> [What to produce] Find the lines with the string "chặt" and return them.

> [Information provided]
---

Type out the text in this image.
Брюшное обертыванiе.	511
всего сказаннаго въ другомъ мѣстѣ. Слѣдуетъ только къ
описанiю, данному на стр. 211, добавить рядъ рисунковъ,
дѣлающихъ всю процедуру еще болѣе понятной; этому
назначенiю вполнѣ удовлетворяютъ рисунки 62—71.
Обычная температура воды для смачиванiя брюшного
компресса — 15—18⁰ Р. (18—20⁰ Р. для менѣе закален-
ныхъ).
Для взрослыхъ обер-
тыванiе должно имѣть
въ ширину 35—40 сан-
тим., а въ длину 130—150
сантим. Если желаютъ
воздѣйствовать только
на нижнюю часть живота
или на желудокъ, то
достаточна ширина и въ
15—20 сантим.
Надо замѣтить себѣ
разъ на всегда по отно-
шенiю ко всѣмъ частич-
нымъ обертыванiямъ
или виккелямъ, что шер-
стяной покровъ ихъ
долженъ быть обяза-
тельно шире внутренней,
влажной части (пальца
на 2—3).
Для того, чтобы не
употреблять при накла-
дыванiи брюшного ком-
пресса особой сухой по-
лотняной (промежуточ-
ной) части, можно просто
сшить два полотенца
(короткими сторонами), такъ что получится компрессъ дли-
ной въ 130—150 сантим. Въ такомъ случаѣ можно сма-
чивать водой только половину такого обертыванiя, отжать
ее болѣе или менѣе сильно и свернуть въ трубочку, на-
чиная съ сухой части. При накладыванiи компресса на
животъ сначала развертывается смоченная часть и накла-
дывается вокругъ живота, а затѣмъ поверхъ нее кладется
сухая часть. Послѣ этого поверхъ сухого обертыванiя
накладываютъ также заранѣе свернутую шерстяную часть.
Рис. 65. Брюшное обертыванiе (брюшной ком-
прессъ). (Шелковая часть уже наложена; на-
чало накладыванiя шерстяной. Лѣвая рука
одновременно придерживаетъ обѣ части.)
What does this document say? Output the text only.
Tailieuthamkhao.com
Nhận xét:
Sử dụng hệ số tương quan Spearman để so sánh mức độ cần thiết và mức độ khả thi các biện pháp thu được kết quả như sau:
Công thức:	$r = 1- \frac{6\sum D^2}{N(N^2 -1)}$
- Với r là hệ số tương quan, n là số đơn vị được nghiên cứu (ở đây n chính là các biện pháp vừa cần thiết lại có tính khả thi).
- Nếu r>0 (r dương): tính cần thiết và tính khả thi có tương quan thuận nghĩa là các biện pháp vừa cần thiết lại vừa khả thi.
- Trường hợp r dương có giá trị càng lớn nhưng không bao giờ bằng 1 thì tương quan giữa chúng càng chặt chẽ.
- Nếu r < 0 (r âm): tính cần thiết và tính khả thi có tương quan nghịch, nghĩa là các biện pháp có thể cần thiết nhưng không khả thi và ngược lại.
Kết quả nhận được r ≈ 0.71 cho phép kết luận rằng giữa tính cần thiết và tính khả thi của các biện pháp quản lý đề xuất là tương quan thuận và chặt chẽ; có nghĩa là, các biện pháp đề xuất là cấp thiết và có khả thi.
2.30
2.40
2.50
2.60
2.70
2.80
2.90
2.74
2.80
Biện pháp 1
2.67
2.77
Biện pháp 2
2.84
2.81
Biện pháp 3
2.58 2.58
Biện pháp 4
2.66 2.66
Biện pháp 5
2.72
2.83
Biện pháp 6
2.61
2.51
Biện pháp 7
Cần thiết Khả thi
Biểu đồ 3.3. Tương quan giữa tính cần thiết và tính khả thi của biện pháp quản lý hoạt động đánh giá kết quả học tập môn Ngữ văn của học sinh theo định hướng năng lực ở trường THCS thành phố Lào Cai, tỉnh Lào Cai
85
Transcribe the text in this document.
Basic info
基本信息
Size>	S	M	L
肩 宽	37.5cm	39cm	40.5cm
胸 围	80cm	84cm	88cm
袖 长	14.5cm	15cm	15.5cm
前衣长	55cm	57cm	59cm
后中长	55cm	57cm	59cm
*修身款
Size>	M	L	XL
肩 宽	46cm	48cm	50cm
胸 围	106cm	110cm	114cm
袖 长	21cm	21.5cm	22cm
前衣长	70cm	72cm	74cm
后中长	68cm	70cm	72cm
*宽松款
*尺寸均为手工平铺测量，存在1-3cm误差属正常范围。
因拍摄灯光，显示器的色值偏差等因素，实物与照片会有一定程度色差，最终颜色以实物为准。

---

> [Answer]
- Trường hợp r dương có giá trị càng lớn nhưng không bao giờ bằng 1 thì tương quan giữa chúng càng chặt chẽ.
Kết quả nhận được r ≈ 0.71 cho phép kết luận rằng giữa tính cần thiết và tính khả thi của các biện pháp quản lý đề xuất là tương quan thuận và chặt chẽ; có nghĩa là, các biện pháp đề xuất là cấp thiết và có khả thi.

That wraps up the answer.